> **Set problem**:
List all the lines in these records that hold "ylabel".

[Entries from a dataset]
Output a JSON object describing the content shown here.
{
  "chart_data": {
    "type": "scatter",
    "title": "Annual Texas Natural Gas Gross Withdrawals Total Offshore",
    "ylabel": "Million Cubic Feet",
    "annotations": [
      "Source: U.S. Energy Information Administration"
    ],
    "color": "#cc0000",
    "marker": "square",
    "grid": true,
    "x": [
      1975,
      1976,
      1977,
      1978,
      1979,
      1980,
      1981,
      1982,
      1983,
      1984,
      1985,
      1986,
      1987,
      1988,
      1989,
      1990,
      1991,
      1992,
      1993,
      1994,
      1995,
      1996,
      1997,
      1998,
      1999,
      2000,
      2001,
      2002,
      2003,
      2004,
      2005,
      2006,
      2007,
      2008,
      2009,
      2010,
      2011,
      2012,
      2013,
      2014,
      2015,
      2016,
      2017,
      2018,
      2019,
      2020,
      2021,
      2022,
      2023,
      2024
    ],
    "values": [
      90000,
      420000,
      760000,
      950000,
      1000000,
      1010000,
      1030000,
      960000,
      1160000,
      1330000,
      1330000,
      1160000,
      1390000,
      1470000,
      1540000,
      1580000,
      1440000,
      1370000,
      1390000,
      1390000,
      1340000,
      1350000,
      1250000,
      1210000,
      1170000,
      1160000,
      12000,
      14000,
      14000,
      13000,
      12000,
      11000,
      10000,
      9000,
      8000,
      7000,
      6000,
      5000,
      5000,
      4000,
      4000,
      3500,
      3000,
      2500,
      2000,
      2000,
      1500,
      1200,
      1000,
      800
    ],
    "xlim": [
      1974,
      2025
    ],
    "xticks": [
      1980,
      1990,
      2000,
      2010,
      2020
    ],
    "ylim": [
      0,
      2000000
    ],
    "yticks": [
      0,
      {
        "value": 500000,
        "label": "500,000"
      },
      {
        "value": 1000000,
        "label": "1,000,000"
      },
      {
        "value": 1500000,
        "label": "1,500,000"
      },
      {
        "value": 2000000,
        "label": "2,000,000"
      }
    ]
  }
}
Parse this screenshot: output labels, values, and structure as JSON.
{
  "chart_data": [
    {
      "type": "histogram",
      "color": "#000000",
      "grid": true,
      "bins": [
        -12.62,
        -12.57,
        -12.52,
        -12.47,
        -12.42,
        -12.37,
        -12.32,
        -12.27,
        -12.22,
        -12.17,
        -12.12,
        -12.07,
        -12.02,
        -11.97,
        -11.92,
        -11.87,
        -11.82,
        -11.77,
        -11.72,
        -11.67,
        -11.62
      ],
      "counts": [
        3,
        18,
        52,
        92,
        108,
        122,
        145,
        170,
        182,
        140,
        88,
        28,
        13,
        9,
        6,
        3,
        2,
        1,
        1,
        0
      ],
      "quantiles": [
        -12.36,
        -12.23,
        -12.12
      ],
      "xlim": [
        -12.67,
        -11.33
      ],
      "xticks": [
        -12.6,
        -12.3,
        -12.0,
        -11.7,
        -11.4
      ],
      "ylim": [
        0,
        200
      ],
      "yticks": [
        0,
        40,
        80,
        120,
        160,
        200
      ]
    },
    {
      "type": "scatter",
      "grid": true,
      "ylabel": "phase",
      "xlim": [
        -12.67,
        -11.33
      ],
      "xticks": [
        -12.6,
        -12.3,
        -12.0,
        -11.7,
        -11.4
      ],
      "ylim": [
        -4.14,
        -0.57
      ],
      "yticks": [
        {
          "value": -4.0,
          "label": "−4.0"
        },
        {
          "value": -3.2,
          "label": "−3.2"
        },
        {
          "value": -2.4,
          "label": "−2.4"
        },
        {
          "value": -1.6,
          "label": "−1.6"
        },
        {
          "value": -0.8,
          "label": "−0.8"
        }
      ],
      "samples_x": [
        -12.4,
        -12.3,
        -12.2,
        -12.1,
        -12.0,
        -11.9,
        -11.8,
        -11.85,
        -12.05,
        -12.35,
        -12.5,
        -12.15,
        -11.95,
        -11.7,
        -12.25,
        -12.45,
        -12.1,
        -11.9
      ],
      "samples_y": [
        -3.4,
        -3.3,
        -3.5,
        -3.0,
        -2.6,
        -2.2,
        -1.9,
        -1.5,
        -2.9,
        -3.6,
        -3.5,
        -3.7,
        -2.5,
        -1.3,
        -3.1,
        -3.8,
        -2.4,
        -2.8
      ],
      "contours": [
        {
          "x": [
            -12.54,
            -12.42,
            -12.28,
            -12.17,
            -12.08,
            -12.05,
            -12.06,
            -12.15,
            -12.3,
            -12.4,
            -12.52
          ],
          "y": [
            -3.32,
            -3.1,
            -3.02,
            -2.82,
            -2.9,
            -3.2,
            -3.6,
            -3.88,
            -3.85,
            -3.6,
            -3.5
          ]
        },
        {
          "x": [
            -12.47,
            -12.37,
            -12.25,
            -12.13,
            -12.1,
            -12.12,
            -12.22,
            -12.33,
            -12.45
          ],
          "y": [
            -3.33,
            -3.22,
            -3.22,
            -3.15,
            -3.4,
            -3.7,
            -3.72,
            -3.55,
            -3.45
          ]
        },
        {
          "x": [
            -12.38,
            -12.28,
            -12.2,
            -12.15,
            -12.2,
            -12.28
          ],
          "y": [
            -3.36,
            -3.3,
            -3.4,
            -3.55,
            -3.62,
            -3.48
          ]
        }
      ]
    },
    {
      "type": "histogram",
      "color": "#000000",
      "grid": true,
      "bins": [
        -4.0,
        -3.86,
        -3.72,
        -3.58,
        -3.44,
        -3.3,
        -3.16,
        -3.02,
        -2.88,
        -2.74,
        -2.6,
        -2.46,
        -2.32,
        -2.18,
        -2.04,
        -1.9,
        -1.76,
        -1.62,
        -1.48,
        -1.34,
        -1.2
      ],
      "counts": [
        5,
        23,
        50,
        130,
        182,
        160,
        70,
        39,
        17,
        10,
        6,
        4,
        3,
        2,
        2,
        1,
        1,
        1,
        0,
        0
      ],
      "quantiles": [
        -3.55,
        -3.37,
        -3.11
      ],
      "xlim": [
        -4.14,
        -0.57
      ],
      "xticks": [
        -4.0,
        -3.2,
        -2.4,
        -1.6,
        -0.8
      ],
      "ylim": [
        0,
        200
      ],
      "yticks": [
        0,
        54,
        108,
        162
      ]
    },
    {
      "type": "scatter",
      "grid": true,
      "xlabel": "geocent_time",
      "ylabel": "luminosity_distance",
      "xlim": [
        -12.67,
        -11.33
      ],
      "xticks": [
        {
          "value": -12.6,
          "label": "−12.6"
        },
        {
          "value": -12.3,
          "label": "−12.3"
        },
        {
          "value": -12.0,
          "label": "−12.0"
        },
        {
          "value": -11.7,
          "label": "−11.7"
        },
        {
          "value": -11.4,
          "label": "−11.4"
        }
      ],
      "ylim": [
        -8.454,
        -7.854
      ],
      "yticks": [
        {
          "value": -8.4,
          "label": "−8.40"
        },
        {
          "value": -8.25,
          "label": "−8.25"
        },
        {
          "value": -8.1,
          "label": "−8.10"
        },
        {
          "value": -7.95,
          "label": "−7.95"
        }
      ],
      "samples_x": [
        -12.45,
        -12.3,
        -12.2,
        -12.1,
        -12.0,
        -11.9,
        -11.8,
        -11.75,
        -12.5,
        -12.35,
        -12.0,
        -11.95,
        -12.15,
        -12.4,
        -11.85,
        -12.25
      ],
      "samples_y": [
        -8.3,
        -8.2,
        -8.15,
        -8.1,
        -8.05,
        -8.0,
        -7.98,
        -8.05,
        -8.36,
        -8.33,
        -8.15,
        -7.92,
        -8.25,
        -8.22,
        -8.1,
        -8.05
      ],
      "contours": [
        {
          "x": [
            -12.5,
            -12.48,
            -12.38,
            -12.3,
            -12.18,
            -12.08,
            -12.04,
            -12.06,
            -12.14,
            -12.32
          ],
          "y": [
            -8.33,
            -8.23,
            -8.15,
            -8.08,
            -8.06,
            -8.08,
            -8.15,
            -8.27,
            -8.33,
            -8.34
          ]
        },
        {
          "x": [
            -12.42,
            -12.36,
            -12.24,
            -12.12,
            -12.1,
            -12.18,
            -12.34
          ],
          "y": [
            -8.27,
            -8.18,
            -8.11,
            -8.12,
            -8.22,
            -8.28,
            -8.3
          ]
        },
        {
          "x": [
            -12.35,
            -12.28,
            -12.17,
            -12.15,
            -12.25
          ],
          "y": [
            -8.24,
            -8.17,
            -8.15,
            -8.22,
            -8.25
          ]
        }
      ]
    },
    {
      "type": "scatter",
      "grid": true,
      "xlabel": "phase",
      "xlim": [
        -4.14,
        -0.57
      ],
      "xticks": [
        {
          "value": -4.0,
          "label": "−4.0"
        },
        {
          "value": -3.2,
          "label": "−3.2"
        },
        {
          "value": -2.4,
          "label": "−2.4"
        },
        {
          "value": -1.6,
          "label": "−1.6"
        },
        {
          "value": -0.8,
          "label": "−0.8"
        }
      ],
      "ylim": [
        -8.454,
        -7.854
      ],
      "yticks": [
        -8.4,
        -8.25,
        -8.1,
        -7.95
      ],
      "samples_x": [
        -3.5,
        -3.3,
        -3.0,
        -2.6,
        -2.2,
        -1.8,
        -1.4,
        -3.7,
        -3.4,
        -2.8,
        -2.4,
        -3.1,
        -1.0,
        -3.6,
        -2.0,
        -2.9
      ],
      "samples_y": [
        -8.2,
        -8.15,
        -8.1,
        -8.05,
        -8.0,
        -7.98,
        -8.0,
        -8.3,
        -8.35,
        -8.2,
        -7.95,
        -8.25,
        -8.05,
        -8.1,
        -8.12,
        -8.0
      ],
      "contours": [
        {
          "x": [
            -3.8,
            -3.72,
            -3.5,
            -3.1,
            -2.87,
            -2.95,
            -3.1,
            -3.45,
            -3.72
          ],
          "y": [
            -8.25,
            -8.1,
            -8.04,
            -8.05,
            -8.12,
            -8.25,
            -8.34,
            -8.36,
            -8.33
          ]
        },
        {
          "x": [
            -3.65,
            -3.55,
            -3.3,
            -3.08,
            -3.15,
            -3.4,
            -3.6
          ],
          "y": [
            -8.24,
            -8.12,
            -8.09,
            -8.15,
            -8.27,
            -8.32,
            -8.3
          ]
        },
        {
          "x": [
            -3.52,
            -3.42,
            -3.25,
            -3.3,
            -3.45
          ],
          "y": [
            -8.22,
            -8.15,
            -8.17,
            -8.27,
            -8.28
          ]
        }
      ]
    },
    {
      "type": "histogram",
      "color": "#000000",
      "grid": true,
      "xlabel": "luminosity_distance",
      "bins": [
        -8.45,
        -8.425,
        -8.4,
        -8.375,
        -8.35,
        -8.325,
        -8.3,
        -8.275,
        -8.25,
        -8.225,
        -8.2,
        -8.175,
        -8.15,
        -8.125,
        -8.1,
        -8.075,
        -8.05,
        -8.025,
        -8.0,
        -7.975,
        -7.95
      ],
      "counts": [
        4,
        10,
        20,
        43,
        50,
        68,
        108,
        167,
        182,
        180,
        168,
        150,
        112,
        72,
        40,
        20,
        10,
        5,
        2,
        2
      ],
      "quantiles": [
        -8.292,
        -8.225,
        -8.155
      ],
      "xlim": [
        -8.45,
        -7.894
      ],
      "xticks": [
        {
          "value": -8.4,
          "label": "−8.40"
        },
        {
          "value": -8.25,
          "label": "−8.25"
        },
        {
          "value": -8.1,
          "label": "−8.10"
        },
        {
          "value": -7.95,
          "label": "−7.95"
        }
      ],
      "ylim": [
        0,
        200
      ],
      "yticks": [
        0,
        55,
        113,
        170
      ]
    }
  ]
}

> **Response to this exercise**:
    "ylabel": "Million Cubic Feet",
      "ylabel": "phase",
      "ylabel": "luminosity_distance",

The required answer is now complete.